• WRITTEN PROBLEM A:
Reproduce the TiVo forum thread word for word, starting at "So, I took the" and ending at "stopped being garbled.".

I was having a sudden problem, with the newest version of TiVo Desktop (Plus) and Vista, getting video from one TiVo (my HD TiVo) to download to the PC properly. It would time out, and quit, in transfer - and when the video did finish (if it finished), the video would be choppy and alternate with a green screen. I didn't seem to have the problem with my OTHER TiVo (a Series 3).

So, I took the advice in the post above, and I disabled "IPv4 Checksum Offload". I'm not sure what that does. I'm not sure if I took a performance impact because of it. However, as soon as I disabled Checksum Offload on the network card, the transfer problems from the HD TiVo box went away. Totally.

Either it's a huge coincidence, or it worked. My transfers stopped timing out, and the video stopped being garbled.


----------



## Poindexter (May 21, 2008)

Thanks for all your help in these posts!

I was having the same trouble transferring a movie from my PC to the Tivo HD.

• SUPPLIED INFORMATION:

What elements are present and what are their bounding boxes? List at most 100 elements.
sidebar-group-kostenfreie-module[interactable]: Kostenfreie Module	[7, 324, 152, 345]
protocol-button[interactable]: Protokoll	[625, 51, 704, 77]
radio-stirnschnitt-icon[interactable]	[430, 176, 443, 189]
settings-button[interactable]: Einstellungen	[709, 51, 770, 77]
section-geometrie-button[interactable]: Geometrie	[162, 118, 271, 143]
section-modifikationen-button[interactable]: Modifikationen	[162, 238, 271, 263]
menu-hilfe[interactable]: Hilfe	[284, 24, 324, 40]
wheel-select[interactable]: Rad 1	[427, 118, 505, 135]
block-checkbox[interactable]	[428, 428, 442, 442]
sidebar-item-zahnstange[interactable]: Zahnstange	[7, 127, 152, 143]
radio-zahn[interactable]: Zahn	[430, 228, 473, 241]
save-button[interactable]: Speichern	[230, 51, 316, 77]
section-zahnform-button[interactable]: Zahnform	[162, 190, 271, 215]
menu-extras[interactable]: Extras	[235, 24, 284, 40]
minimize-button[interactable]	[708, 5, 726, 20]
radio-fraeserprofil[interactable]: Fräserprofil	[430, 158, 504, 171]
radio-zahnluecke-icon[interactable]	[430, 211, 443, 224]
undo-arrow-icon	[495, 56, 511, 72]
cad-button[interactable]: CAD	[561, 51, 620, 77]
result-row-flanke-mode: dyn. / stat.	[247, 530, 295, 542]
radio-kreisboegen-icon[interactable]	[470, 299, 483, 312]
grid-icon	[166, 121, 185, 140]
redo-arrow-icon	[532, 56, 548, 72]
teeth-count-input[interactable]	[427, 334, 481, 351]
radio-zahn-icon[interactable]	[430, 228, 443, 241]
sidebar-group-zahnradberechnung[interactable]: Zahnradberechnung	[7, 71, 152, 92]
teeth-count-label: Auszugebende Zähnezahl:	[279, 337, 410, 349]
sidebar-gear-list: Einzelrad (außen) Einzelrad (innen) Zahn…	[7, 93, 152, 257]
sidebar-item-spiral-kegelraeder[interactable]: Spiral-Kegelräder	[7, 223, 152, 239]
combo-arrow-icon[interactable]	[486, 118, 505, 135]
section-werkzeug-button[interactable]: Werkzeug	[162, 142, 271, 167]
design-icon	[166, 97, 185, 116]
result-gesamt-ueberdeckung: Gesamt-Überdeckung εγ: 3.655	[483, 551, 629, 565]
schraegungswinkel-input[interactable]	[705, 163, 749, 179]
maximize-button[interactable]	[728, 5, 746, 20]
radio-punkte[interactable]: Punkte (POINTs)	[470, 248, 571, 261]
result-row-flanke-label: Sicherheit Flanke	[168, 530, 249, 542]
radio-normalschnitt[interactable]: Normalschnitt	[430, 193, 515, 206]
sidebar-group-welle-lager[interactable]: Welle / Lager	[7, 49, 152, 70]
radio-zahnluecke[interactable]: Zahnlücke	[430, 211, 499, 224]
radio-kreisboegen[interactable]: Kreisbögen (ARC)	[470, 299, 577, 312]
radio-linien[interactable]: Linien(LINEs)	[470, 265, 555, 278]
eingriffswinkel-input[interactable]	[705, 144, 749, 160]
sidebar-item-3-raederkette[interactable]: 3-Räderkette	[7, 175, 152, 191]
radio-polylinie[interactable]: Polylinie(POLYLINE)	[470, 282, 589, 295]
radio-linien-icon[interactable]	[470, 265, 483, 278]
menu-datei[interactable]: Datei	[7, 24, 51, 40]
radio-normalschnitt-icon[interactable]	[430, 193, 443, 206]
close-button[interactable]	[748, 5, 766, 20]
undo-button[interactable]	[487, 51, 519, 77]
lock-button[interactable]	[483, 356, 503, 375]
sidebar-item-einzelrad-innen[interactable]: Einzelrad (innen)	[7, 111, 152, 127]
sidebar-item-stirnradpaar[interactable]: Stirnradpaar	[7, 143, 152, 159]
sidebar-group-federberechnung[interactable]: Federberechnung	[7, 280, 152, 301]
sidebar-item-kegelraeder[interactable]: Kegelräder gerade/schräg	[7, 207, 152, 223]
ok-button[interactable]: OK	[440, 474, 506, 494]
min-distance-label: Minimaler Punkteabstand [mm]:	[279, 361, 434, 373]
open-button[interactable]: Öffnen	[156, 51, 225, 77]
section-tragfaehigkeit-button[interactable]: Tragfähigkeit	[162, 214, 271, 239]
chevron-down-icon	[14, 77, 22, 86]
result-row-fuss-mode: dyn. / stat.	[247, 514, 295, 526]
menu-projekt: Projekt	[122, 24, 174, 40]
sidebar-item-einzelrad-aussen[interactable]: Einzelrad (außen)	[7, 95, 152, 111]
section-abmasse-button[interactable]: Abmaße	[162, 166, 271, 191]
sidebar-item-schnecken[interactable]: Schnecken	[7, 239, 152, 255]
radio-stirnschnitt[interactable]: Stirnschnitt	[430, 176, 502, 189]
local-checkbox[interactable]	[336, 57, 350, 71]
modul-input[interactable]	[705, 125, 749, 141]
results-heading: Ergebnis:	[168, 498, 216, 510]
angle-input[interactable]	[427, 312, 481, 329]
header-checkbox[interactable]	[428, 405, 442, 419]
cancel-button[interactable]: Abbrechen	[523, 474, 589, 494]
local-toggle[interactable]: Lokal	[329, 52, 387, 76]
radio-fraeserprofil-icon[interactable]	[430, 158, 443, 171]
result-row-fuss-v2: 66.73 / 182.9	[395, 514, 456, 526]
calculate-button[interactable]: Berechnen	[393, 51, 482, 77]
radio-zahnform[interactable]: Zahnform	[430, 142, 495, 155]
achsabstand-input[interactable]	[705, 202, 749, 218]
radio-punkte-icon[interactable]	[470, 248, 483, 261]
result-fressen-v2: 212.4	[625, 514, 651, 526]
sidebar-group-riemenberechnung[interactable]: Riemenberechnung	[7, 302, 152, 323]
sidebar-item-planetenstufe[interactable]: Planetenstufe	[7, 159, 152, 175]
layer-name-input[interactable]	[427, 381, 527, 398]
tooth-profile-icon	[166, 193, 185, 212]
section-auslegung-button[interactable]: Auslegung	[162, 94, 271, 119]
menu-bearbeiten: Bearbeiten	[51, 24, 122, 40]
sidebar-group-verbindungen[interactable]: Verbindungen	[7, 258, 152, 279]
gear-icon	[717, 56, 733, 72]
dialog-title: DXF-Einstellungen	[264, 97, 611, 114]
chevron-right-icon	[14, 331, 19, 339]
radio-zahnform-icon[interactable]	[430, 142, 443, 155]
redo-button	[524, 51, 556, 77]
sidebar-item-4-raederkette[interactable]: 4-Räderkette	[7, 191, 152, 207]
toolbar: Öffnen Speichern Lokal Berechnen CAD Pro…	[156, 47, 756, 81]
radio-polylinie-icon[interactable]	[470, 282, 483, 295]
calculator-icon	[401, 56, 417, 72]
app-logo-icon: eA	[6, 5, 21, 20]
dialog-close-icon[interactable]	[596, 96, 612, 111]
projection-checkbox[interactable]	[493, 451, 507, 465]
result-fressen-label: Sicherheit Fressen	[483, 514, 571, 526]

• WRITTEN PROBLEM B:
Can you recast the rows, starting at the first row and ending at the row containing "51, 770, 77]", as a Markdown table with the columns Num and Content, skipping blank lines?

• WORKED ANSWER A:
So, I took the advice in the post above, and I disabled "IPv4 Checksum Offload". I'm not sure what that does. I'm not sure if I took a performance impact because of it. However, as soon as I disabled Checksum Offload on the network card, the transfer problems from the HD TiVo box went away. Totally.

Either it's a huge coincidence, or it worked. My transfers stopped timing out, and the video stopped being garbled.

• WORKED ANSWER B:
| Num | Content |
|---|---|
| 1 | What elements are present and what are their bounding boxes? List at most 100 elements. |
| 2 | sidebar-group-kostenfreie-module[interactable]: Kostenfreie Module	[7, 324, 152, 345] |
| 3 | protocol-button[interactable]: Protokoll	[625, 51, 704, 77] |
| 4 | radio-stirnschnitt-icon[interactable]	[430, 176, 443, 189] |
| 5 | settings-button[interactable]: Einstellungen	[709, 51, 770, 77] |